EXERCISE DIRECTIONS
Output every record below exactly as it appears.

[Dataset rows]

▬▬▬▬▬▬▬▬▬▬

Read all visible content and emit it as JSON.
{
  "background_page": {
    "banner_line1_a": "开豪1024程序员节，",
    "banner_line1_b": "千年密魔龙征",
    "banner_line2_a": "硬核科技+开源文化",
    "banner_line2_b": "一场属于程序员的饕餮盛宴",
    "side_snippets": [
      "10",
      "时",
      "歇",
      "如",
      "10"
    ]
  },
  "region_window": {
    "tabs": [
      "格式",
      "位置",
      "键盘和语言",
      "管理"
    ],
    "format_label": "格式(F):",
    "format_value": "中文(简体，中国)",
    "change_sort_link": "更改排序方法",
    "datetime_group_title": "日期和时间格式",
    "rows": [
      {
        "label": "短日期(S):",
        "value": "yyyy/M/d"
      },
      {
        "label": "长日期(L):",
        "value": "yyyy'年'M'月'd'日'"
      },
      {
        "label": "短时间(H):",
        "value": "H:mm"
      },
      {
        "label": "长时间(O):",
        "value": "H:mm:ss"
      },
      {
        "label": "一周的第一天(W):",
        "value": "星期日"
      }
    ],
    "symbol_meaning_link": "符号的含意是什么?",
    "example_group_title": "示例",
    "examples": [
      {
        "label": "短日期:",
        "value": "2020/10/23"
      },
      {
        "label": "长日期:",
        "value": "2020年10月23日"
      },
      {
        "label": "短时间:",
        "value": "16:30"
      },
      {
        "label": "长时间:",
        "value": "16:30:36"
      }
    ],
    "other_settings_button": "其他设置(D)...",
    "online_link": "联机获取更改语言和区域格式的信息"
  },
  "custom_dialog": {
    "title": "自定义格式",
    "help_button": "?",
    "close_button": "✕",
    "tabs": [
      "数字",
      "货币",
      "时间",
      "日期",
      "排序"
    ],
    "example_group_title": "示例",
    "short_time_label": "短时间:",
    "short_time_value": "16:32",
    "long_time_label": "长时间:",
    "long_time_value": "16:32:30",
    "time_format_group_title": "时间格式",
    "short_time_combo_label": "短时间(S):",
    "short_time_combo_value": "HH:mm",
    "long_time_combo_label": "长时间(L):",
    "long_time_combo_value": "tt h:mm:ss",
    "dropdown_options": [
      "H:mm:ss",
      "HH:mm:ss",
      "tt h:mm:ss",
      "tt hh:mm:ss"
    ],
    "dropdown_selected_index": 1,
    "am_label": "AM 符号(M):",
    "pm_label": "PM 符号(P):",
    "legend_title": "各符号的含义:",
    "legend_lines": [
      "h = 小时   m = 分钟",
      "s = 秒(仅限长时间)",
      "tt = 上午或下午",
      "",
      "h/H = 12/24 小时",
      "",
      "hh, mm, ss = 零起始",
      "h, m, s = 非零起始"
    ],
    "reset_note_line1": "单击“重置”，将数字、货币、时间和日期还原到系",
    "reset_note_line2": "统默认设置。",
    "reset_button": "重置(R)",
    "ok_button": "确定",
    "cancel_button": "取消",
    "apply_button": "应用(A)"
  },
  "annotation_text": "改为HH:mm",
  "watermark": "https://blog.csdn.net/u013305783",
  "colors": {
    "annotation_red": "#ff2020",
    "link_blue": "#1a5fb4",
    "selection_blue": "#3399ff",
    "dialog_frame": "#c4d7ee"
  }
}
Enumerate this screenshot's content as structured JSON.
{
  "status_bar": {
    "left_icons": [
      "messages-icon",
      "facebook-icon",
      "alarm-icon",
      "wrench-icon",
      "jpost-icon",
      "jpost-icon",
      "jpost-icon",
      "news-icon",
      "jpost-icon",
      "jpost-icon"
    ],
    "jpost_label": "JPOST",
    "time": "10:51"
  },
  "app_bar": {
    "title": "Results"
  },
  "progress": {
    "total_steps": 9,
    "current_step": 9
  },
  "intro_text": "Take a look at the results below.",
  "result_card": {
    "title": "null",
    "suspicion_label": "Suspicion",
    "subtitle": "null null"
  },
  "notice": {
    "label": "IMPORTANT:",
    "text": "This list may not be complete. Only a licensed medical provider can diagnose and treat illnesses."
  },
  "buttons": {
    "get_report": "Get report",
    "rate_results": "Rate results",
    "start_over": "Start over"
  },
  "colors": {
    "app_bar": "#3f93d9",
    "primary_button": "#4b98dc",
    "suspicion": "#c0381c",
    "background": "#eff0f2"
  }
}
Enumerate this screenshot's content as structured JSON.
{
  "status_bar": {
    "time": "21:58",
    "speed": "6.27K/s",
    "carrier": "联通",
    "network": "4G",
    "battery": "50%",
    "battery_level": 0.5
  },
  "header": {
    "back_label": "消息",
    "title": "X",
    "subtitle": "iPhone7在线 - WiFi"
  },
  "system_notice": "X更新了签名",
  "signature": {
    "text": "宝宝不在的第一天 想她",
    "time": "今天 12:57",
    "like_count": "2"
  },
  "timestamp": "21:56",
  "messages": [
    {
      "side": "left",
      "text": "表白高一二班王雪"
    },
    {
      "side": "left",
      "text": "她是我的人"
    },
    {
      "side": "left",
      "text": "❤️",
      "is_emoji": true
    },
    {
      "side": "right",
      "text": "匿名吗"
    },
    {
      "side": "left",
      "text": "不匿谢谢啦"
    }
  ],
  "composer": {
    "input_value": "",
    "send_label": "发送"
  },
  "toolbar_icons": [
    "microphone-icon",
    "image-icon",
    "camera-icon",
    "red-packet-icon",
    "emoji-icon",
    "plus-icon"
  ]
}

▬▬▬▬▬▬▬▬▬▬

FINISHED ANSWER
Read all visible content and emit it as JSON.
{
  "background_page": {
    "banner_line1_a": "开豪1024程序员节，",
    "banner_line1_b": "千年密魔龙征",
    "banner_line2_a": "硬核科技+开源文化",
    "banner_line2_b": "一场属于程序员的饕餮盛宴",
    "side_snippets": [
      "10",
      "时",
      "歇",
      "如",
      "10"
    ]
  },
  "region_window": {
    "tabs": [
      "格式",
      "位置",
      "键盘和语言",
      "管理"
    ],
    "format_label": "格式(F):",
    "format_value": "中文(简体，中国)",
    "change_sort_link": "更改排序方法",
    "datetime_group_title": "日期和时间格式",
    "rows": [
      {
        "label": "短日期(S):",
        "value": "yyyy/M/d"
      },
      {
        "label": "长日期(L):",
        "value": "yyyy'年'M'月'd'日'"
      },
      {
        "label": "短时间(H):",
        "value": "H:mm"
      },
      {
        "label": "长时间(O):",
        "value": "H:mm:ss"
      },
      {
        "label": "一周的第一天(W):",
        "value": "星期日"
      }
    ],
    "symbol_meaning_link": "符号的含意是什么?",
    "example_group_title": "示例",
    "examples": [
      {
        "label": "短日期:",
        "value": "2020/10/23"
      },
      {
        "label": "长日期:",
        "value": "2020年10月23日"
      },
      {
        "label": "短时间:",
        "value": "16:30"
      },
      {
        "label": "长时间:",
        "value": "16:30:36"
      }
    ],
    "other_settings_button": "其他设置(D)...",
    "online_link": "联机获取更改语言和区域格式的信息"
  },
  "custom_dialog": {
    "title": "自定义格式",
    "help_button": "?",
    "close_button": "✕",
    "tabs": [
      "数字",
      "货币",
      "时间",
      "日期",
      "排序"
    ],
    "example_group_title": "示例",
    "short_time_label": "短时间:",
    "short_time_value": "16:32",
    "long_time_label": "长时间:",
    "long_time_value": "16:32:30",
    "time_format_group_title": "时间格式",
    "short_time_combo_label": "短时间(S):",
    "short_time_combo_value": "HH:mm",
    "long_time_combo_label": "长时间(L):",
    "long_time_combo_value": "tt h:mm:ss",
    "dropdown_options": [
      "H:mm:ss",
      "HH:mm:ss",
      "tt h:mm:ss",
      "tt hh:mm:ss"
    ],
    "dropdown_selected_index": 1,
    "am_label": "AM 符号(M):",
    "pm_label": "PM 符号(P):",
    "legend_title": "各符号的含义:",
    "legend_lines": [
      "h = 小时   m = 分钟",
      "s = 秒(仅限长时间)",
      "tt = 上午或下午",
      "",
      "h/H = 12/24 小时",
      "",
      "hh, mm, ss = 零起始",
      "h, m, s = 非零起始"
    ],
    "reset_note_line1": "单击“重置”，将数字、货币、时间和日期还原到系",
    "reset_note_line2": "统默认设置。",
    "reset_button": "重置(R)",
    "ok_button": "确定",
    "cancel_button": "取消",
    "apply_button": "应用(A)"
  },
  "annotation_text": "改为HH:mm",
  "watermark": "https://blog.csdn.net/u013305783",
  "colors": {
    "annotation_red": "#ff2020",
    "link_blue": "#1a5fb4",
    "selection_blue": "#3399ff",
    "dialog_frame": "#c4d7ee"
  }
}
Enumerate this screenshot's content as structured JSON.
{
  "status_bar": {
    "left_icons": [
      "messages-icon",
      "facebook-icon",
      "alarm-icon",
      "wrench-icon",
      "jpost-icon",
      "jpost-icon",
      "jpost-icon",
      "news-icon",
      "jpost-icon",
      "jpost-icon"
    ],
    "jpost_label": "JPOST",
    "time": "10:51"
  },
  "app_bar": {
    "title": "Results"
  },
  "progress": {
    "total_steps": 9,
    "current_step": 9
  },
  "intro_text": "Take a look at the results below.",
  "result_card": {
    "title": "null",
    "suspicion_label": "Suspicion",
    "subtitle": "null null"
  },
  "notice": {
    "label": "IMPORTANT:",
    "text": "This list may not be complete. Only a licensed medical provider can diagnose and treat illnesses."
  },
  "buttons": {
    "get_report": "Get report",
    "rate_results": "Rate results",
    "start_over": "Start over"
  },
  "colors": {
    "app_bar": "#3f93d9",
    "primary_button": "#4b98dc",
    "suspicion": "#c0381c",
    "background": "#eff0f2"
  }
}
Enumerate this screenshot's content as structured JSON.
{
  "status_bar": {
    "time": "21:58",
    "speed": "6.27K/s",
    "carrier": "联通",
    "network": "4G",
    "battery": "50%",
    "battery_level": 0.5
  },
  "header": {
    "back_label": "消息",
    "title": "X",
    "subtitle": "iPhone7在线 - WiFi"
  },
  "system_notice": "X更新了签名",
  "signature": {
    "text": "宝宝不在的第一天 想她",
    "time": "今天 12:57",
    "like_count": "2"
  },
  "timestamp": "21:56",
  "messages": [
    {
      "side": "left",
      "text": "表白高一二班王雪"
    },
    {
      "side": "left",
      "text": "她是我的人"
    },
    {
      "side": "left",
      "text": "❤️",
      "is_emoji": true
    },
    {
      "side": "right",
      "text": "匿名吗"
    },
    {
      "side": "left",
      "text": "不匿谢谢啦"
    }
  ],
  "composer": {
    "input_value": "",
    "send_label": "发送"
  },
  "toolbar_icons": [
    "microphone-icon",
    "image-icon",
    "camera-icon",
    "red-packet-icon",
    "emoji-icon",
    "plus-icon"
  ]
}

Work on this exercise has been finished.